Wherever the word "红土之王" appears in a line, extract that line.

━━ Task input

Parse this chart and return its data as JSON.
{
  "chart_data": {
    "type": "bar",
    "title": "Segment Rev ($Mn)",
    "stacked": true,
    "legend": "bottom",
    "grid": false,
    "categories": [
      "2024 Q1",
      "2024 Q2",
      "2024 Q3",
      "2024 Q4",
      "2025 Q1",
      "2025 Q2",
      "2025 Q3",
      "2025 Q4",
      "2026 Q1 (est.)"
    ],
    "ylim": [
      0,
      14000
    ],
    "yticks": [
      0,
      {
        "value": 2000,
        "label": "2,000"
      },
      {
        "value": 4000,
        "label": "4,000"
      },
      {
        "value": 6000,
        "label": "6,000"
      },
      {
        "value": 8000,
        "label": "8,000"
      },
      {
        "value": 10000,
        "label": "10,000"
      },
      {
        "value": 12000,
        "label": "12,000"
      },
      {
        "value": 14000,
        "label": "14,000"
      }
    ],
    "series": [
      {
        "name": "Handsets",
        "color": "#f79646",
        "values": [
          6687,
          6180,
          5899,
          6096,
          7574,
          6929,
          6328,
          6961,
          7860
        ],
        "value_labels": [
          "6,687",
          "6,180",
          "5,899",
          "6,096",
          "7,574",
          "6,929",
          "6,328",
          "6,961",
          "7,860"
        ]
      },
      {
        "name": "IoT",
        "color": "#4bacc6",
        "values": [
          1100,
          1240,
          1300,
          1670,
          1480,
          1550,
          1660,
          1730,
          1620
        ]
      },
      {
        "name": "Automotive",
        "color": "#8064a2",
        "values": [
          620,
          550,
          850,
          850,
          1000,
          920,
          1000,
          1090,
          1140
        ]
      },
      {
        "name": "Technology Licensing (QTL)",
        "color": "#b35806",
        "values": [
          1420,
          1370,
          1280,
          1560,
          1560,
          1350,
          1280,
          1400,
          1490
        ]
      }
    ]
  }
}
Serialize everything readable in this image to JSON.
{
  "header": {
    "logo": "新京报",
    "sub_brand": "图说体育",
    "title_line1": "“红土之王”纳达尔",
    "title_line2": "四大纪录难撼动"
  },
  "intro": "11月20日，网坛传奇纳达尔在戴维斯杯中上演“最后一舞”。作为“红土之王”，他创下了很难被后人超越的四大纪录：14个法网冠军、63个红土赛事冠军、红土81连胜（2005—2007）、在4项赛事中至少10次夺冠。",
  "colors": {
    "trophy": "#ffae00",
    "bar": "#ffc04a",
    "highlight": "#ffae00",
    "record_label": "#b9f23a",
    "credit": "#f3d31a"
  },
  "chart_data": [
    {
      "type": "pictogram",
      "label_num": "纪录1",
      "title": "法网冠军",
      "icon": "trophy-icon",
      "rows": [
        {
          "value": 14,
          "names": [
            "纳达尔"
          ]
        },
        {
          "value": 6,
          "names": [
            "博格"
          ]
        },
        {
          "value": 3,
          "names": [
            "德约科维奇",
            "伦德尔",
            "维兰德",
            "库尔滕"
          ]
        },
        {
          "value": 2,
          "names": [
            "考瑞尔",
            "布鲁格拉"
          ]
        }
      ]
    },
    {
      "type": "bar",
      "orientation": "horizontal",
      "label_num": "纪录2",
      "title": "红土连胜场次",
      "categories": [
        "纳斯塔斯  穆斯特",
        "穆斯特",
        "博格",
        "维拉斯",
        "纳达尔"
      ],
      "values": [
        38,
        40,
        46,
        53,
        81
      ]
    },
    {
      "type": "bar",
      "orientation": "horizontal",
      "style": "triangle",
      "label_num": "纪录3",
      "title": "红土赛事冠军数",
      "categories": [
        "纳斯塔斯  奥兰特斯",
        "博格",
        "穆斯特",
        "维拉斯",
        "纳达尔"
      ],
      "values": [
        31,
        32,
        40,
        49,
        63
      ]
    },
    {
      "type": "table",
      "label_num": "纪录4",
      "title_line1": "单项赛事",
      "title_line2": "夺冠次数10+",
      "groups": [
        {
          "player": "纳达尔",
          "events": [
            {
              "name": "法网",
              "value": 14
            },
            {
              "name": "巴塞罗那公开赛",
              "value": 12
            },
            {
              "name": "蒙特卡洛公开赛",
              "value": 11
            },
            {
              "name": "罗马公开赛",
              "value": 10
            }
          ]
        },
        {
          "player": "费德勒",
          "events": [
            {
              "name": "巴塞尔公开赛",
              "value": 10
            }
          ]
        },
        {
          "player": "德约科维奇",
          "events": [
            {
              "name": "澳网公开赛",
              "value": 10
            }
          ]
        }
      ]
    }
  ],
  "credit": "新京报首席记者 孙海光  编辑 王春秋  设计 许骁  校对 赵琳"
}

━━━━

» Completed task
    "title_line1": "“红土之王”纳达尔",
  "intro": "11月20日，网坛传奇纳达尔在戴维斯杯中上演“最后一舞”。作为“红土之王”，他创下了很难被后人超越的四大纪录：14个法网冠军、63个红土赛事冠军、红土81连胜（2005—2007）、在4项赛事中至少10次夺冠。",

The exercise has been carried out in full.